Problem description –
Render the records below, from their first line through the line containing "- x-tick-label: 7: [365, 400, 372, 415]", as a JSON list of strings with one string per line. Leave out any blank lines.

Dataset –
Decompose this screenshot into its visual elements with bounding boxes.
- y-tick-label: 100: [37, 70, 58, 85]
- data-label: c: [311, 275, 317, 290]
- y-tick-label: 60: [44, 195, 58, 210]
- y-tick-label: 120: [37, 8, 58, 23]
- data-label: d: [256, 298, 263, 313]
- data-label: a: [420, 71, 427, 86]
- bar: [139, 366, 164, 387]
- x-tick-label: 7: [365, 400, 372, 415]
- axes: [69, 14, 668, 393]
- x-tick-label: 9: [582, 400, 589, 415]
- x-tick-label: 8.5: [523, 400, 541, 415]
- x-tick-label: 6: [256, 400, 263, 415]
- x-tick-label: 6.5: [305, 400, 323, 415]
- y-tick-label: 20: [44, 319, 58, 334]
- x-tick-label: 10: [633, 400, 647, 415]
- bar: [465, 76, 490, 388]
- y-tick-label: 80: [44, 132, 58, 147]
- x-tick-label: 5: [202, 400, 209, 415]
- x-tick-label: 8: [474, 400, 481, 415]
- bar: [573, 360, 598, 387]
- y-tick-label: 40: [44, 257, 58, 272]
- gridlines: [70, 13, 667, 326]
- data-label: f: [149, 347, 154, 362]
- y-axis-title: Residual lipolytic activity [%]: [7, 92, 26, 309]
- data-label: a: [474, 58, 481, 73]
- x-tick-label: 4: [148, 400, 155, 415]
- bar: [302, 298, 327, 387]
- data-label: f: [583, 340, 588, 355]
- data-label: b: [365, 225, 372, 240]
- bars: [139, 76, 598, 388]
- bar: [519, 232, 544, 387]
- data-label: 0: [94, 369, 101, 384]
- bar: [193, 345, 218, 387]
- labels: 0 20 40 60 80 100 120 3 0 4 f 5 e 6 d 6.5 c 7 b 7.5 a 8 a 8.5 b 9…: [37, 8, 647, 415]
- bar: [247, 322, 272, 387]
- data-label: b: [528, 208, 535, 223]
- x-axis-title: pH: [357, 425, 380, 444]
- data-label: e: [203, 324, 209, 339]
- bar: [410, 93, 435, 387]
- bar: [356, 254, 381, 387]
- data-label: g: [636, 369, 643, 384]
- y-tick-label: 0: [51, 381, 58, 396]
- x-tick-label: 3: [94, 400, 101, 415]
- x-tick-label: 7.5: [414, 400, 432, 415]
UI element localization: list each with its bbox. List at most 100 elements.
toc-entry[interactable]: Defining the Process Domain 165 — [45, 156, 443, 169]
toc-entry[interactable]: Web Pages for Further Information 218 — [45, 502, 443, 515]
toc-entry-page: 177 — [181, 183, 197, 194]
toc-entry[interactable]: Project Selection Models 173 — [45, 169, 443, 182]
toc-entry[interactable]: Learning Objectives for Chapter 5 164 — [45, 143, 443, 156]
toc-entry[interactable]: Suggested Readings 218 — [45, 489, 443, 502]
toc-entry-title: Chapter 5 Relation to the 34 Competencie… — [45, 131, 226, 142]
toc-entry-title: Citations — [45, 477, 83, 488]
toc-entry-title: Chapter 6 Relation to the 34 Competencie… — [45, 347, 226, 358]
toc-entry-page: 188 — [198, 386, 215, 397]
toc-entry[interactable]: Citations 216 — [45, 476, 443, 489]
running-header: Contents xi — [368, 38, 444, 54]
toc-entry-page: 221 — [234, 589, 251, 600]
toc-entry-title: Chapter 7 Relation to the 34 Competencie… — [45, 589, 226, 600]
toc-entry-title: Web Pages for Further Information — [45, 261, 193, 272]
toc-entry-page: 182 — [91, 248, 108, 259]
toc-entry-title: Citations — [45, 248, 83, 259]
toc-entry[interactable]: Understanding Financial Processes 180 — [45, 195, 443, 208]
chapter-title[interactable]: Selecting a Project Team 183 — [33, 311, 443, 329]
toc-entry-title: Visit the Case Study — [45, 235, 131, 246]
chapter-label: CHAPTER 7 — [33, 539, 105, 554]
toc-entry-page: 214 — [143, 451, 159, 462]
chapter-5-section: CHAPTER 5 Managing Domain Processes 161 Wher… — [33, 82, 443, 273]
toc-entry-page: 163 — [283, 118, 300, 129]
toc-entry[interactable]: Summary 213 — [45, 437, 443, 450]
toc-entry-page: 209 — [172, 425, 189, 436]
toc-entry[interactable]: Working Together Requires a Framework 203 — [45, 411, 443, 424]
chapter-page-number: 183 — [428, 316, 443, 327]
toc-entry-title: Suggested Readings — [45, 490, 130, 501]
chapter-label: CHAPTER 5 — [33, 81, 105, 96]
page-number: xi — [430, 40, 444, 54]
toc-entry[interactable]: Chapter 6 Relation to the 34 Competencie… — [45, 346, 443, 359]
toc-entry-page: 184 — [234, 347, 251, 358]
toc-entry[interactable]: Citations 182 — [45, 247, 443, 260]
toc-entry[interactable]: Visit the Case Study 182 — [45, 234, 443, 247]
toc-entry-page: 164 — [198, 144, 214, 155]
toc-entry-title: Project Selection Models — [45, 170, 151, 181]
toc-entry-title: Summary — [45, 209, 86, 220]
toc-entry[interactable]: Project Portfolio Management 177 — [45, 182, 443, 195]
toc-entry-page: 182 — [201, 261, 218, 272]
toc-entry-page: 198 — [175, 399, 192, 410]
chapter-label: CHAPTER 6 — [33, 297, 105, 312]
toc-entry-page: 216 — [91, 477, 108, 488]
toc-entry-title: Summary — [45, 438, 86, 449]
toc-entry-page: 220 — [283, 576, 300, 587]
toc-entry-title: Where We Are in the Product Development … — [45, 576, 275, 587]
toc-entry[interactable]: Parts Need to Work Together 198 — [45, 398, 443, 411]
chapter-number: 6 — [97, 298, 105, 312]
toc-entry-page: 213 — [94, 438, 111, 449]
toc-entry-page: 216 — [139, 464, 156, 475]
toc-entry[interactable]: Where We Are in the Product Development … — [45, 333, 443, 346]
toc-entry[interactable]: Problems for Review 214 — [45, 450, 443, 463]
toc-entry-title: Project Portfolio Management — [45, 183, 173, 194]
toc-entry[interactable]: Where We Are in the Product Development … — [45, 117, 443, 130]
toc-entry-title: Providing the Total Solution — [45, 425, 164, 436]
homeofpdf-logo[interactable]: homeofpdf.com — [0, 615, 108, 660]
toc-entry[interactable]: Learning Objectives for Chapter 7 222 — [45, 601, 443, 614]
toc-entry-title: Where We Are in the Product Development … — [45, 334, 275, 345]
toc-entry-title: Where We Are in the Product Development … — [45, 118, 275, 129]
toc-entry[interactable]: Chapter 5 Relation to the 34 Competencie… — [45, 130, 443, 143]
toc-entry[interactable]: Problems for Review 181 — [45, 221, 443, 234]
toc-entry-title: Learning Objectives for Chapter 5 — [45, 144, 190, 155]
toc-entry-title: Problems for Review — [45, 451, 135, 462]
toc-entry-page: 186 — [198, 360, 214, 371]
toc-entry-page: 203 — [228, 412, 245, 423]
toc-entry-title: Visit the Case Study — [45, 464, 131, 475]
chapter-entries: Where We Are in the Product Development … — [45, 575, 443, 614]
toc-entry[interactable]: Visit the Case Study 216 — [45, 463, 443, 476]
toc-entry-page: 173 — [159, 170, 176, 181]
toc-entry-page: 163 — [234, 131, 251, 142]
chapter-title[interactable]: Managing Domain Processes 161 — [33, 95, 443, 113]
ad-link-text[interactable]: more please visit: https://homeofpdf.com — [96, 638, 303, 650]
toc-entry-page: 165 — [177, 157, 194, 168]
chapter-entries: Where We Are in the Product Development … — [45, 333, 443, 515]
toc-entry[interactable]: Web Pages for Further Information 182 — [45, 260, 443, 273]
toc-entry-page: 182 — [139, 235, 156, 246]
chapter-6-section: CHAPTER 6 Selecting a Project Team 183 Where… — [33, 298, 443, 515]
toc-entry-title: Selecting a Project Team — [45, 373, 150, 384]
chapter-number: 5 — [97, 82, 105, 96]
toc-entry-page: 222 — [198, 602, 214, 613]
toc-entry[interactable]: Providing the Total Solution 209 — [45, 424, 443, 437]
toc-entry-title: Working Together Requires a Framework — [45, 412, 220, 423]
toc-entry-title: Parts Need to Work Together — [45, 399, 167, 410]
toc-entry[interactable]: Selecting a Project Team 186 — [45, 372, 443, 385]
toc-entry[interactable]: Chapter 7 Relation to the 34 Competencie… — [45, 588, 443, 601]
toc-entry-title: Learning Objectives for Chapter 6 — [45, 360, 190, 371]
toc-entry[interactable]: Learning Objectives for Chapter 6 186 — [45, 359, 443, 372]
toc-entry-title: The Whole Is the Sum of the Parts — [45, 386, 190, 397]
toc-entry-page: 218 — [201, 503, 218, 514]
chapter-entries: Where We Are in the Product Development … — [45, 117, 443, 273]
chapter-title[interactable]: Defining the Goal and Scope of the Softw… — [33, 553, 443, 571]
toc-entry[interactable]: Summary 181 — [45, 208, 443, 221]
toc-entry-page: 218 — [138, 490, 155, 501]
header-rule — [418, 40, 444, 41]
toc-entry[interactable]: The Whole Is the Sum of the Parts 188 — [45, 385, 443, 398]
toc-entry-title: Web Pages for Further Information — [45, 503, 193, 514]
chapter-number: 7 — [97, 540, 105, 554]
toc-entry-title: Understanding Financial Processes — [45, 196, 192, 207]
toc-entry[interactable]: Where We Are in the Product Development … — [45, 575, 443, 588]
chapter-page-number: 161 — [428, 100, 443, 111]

Final result –
[
  "Decompose this screenshot into its visual elements with bounding boxes.",
  "- y-tick-label: 100: [37, 70, 58, 85]",
  "- data-label: c: [311, 275, 317, 290]",
  "- y-tick-label: 60: [44, 195, 58, 210]",
  "- y-tick-label: 120: [37, 8, 58, 23]",
  "- data-label: d: [256, 298, 263, 313]",
  "- data-label: a: [420, 71, 427, 86]",
  "- bar: [139, 366, 164, 387]",
  "- x-tick-label: 7: [365, 400, 372, 415]"
]